**EXCERPT TO READ:**
* * * * *

Example if home is 4500 sq ft of living we know that the actual sq ft of board will be about 28000 sq ft . Either way the cost for sq ft of living or sq ft of actual surface will be the same cost . Difference is you will bid in whole dollars like $2-$3 per sq ft of living or .30 - .60 for actual surface area. (These are not actual numbers just example.) So when bidding by sq ft of living , everyone should have it based on the actual drywall surface and not the floor sq ft of living , unless you know the actual sq ft of wall and ceiling areas and can do the math to make it work by bidding the sq ft of living . Which is how we bid all work.By Sq ft of living in residential. Once you know what it takes to complete these homes you can fine tune your cost ,and when that builder calls for a fast number you know your bottom line ! Custom or spec!:yes:


----------



## Harry (Aug 4, 2008)

RCP said:


> I took as he wanted a better way to measure wall space. Harry, do you have your own takeoff software?


Soon!


----------



## A+HomeWork (Dec 10, 2010)

_Impossible to come up with separate numbers for walls and ceilings based on floor area. Also, it's against the law now to use floor area square footages...pass it on 
_
OK, I do mostly repaints in occuppied homes and square floor feet is a rule of thumb for me as a starting point, but is it really against the law, or am I missing an inside joke?
I just bid a 4056 square foot job and came up with about 13000 sq ft of sheetrock surface to paint, all by looking at plans. Though I did not place a bid using sq ft rate, most guys ask what that rate is.

* * * * *

**SUPPLIED ENTRIES:**
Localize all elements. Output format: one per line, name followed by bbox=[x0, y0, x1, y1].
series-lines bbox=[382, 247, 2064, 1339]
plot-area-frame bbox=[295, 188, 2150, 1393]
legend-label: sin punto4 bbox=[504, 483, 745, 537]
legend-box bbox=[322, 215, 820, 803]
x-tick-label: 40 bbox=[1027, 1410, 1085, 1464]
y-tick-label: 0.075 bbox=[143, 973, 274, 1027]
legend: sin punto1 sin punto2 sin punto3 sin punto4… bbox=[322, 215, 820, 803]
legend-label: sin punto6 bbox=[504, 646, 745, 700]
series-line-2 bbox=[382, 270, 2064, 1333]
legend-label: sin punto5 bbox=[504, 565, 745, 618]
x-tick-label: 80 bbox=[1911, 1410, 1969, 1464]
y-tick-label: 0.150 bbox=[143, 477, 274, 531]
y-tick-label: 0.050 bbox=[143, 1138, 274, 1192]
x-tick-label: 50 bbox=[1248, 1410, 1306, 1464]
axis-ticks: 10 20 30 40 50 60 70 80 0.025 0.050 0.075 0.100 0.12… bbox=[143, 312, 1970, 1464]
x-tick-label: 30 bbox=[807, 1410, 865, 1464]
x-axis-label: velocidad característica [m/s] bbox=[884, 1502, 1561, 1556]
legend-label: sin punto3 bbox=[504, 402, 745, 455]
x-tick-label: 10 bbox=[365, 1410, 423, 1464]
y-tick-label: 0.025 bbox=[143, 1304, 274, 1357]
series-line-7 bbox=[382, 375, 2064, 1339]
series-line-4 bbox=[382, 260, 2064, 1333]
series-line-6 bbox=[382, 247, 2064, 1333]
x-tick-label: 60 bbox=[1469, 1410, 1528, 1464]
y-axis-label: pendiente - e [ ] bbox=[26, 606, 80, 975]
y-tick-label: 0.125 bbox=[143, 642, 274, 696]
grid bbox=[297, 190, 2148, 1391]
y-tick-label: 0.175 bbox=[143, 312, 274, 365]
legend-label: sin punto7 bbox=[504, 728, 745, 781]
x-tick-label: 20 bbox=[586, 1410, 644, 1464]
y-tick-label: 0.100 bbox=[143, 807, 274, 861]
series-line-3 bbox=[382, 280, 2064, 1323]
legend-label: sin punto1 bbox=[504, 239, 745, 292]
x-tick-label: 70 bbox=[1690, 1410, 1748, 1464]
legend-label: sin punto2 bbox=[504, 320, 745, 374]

* * * * *

**TO-DO LIST:**
• a. Write out the passage of the thread on bidding by square footage between "Example if home" and "(Aug 4, 2008)", inclusive.
• b. In the thread on bidding by square footage, about how much sheetrock surface did the 4056-square-foot job come to?
The items are not needed for this work.

**RESPONSES FOR EACH TASK:**
• a.
Example if home is 4500 sq ft of living we know that the actual sq ft of board will be about 28000 sq ft . Either way the cost for sq ft of living or sq ft of actual surface will be the same cost . Difference is you will bid in whole dollars like $2-$3 per sq ft of living or .30 - .60 for actual surface area. (These are not actual numbers just example.) So when bidding by sq ft of living , everyone should have it based on the actual drywall surface and not the floor sq ft of living , unless you know the actual sq ft of wall and ceiling areas and can do the math to make it work by bidding the sq ft of living . Which is how we bid all work.By Sq ft of living in residential. Once you know what it takes to complete these homes you can fine tune your cost ,and when that builder calls for a fast number you know your bottom line ! Custom or spec!:yes:


----------



## Harry (Aug 4, 2008)

• b. About 13000 square feet of sheetrock surface to paint.